Task description: Locate and copy all lines bearing the word "Wavelength".

## Begin Material provided

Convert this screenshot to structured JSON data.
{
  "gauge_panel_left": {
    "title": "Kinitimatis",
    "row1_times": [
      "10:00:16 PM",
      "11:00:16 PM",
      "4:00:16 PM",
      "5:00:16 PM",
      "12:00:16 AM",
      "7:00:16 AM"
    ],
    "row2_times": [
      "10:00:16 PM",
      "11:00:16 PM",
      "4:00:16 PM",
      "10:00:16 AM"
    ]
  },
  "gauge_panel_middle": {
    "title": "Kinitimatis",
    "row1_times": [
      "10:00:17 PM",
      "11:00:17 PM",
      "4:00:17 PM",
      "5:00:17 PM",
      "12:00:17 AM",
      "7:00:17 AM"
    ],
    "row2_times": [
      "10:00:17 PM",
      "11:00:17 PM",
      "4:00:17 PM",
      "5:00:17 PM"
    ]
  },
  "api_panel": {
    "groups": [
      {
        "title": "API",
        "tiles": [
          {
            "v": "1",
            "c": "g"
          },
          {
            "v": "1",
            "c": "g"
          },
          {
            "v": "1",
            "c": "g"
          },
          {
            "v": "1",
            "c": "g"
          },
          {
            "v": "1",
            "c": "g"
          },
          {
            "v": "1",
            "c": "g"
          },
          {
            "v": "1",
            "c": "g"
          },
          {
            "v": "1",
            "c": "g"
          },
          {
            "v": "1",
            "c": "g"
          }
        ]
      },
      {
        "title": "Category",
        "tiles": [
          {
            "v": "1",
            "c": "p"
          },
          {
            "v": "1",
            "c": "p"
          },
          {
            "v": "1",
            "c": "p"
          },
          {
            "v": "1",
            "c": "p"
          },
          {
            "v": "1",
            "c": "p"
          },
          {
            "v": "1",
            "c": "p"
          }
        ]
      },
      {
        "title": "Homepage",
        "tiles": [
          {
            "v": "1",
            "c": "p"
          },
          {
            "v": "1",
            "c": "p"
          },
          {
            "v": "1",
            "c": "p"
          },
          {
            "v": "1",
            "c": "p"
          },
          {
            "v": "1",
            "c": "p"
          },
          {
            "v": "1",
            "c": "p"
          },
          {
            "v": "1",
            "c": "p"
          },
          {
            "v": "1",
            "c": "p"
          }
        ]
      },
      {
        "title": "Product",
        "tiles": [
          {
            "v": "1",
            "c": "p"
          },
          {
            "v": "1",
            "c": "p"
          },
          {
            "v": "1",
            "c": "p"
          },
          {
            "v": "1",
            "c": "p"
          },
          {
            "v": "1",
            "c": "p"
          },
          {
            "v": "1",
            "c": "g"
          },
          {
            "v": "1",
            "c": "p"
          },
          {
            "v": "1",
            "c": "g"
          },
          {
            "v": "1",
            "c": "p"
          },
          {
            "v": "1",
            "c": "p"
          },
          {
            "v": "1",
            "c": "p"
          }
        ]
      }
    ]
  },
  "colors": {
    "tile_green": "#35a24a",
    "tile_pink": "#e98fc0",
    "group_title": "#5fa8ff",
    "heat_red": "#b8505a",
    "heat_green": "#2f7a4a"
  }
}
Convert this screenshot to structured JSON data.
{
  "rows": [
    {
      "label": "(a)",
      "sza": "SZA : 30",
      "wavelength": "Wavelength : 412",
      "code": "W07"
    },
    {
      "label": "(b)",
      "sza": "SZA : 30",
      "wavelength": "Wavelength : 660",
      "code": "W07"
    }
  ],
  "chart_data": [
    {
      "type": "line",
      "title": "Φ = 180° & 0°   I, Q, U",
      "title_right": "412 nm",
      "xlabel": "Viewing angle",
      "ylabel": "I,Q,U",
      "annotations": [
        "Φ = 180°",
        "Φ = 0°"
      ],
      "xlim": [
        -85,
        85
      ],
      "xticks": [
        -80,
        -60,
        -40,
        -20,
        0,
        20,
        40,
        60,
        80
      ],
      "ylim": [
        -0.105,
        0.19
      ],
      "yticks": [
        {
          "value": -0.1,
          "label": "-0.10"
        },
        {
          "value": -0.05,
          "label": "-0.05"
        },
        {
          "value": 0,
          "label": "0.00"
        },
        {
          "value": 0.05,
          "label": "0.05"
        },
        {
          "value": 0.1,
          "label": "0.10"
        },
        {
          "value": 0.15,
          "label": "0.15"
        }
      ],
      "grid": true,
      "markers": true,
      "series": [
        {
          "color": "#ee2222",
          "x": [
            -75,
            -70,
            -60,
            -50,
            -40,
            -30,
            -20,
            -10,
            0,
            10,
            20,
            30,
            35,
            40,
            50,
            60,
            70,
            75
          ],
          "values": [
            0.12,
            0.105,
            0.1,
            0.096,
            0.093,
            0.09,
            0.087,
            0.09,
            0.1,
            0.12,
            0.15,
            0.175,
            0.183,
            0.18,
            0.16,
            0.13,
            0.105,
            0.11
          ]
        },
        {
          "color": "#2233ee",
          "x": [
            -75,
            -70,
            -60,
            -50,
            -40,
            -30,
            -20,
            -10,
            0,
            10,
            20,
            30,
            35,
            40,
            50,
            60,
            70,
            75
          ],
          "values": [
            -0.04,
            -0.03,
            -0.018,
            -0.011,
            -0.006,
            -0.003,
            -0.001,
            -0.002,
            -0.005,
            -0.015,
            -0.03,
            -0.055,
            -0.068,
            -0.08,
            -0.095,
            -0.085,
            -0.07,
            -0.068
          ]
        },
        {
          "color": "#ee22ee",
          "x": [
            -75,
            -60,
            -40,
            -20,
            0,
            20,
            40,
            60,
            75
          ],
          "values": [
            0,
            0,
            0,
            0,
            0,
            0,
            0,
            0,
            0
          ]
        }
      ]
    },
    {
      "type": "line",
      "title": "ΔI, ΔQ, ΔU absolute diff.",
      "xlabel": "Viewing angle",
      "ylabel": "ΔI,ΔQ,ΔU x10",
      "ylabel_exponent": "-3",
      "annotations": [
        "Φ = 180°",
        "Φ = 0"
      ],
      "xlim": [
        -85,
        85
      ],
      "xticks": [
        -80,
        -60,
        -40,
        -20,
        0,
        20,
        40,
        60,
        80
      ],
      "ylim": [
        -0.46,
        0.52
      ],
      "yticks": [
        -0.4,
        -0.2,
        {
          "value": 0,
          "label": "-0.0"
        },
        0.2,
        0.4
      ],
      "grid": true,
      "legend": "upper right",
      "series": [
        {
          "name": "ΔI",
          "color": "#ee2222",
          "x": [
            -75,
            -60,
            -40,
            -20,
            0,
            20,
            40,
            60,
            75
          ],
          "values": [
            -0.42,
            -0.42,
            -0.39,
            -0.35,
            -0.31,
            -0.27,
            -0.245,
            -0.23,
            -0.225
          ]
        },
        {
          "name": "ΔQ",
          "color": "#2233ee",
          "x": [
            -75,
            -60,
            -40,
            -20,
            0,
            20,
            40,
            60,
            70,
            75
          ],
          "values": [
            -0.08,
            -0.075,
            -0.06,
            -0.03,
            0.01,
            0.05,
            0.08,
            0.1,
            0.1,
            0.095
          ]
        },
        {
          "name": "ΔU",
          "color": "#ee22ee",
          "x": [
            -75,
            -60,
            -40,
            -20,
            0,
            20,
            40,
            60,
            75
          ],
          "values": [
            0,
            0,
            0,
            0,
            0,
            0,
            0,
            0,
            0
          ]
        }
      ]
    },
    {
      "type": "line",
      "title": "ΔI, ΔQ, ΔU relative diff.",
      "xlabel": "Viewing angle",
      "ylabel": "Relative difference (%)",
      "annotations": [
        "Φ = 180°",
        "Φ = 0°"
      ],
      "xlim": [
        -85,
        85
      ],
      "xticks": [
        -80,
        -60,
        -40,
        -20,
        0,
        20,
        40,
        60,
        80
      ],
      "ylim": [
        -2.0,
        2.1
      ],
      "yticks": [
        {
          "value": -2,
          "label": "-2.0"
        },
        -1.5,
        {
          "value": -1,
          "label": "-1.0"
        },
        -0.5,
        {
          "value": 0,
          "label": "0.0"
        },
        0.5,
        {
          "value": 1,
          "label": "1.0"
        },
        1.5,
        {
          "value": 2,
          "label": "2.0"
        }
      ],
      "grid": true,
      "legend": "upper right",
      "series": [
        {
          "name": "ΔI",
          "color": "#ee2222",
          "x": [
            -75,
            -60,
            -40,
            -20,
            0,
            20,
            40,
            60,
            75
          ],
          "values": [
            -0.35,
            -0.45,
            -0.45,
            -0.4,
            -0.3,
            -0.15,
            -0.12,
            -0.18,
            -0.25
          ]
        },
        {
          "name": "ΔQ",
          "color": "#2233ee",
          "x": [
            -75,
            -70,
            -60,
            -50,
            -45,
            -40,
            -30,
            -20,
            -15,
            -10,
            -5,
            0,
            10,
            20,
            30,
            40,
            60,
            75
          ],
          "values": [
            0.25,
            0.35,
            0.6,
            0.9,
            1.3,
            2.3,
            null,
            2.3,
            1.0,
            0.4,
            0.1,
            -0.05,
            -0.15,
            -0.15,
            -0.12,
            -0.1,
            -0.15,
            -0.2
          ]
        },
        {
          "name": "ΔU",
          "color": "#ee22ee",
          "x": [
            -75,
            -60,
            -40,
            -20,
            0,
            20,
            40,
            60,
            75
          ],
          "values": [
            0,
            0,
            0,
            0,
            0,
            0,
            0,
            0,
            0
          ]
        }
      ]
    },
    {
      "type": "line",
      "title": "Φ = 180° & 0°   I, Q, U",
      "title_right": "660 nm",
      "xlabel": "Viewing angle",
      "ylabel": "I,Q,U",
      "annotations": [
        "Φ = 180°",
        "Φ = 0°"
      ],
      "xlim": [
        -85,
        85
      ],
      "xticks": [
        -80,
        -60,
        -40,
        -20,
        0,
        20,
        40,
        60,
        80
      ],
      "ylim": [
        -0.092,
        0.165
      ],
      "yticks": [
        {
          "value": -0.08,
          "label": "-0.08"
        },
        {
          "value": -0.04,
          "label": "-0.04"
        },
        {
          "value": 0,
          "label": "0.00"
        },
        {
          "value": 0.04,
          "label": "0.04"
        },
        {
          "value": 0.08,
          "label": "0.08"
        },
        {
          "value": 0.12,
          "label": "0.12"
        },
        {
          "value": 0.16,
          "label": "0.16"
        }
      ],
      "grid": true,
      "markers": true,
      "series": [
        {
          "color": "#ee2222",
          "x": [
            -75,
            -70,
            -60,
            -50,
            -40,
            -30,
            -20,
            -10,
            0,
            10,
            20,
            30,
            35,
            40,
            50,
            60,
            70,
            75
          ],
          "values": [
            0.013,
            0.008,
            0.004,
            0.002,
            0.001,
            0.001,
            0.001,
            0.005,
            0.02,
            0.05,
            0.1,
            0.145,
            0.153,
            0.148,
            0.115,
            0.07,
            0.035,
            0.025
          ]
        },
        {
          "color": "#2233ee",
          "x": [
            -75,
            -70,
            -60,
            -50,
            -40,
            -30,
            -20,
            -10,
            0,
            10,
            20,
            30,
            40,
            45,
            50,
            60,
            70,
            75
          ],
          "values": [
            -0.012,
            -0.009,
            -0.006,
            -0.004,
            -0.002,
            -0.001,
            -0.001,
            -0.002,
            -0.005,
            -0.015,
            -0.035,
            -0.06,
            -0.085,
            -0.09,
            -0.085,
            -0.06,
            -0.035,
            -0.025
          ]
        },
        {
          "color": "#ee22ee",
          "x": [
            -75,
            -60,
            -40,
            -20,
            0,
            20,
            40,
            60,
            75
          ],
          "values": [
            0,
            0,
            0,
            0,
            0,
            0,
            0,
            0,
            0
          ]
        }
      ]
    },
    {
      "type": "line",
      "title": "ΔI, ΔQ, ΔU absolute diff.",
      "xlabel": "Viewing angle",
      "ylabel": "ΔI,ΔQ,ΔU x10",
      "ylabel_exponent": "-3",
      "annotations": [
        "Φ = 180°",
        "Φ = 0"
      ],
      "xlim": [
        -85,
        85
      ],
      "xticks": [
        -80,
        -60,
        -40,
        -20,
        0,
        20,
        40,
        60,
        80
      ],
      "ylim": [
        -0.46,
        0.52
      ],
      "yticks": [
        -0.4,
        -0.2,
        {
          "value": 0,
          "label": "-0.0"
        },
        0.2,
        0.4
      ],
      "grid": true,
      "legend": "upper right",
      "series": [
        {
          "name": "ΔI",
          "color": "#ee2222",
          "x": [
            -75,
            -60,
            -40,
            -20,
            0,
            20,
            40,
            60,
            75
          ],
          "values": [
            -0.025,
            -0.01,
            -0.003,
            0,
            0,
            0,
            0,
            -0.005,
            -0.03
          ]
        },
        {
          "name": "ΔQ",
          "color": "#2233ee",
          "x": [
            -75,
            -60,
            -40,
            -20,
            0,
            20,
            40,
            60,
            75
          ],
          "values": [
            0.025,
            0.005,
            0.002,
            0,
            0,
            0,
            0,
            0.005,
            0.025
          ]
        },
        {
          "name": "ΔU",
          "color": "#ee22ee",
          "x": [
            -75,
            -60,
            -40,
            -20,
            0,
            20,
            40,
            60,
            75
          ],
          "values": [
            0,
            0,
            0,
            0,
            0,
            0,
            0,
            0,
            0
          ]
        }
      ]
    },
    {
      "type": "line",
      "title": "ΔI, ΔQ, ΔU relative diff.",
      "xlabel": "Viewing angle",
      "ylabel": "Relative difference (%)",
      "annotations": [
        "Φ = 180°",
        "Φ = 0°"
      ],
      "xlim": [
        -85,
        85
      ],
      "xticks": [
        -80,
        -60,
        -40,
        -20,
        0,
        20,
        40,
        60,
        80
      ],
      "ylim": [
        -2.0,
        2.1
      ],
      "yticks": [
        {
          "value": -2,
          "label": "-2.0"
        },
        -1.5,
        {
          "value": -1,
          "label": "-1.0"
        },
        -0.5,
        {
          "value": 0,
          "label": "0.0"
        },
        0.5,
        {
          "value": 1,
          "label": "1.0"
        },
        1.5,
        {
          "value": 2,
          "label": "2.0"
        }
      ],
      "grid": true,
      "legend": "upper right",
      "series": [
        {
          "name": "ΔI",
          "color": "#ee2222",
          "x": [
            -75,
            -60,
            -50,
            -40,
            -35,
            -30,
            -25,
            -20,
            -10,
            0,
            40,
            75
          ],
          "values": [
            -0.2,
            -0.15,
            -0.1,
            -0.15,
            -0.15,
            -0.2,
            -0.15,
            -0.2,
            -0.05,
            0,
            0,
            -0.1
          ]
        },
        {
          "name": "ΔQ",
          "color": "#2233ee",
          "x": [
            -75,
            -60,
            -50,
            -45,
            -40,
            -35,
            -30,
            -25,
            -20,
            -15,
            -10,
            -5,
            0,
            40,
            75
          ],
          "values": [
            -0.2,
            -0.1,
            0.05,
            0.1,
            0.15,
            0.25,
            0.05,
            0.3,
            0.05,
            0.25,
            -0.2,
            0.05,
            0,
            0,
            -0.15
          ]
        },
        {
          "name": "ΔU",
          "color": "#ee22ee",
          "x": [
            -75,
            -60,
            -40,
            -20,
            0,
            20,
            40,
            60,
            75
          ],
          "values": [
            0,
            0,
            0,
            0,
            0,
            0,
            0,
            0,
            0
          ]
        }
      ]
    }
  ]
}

## End Material provided

Response below:
      "wavelength": "Wavelength : 412",
      "wavelength": "Wavelength : 660",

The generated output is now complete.